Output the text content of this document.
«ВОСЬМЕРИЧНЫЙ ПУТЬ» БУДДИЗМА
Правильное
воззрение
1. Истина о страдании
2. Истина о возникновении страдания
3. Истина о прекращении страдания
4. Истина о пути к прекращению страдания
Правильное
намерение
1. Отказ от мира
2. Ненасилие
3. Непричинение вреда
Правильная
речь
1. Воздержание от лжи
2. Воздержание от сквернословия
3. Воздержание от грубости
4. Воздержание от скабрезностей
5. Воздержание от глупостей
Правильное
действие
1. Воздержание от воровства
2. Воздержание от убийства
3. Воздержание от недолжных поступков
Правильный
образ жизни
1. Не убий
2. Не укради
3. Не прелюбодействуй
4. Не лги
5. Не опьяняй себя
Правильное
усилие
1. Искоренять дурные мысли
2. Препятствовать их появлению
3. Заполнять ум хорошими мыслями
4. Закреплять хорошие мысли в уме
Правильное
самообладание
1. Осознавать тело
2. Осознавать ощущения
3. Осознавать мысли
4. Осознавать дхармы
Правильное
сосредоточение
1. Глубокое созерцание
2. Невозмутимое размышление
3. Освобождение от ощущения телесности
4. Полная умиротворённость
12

——

* **Required work**: Go through the listing above and return every line where the word "Осознавать" occurs.

* **Task answer**:
1. Осознавать тело
2. Осознавать ощущения
3. Осознавать мысли
4. Осознавать дхармы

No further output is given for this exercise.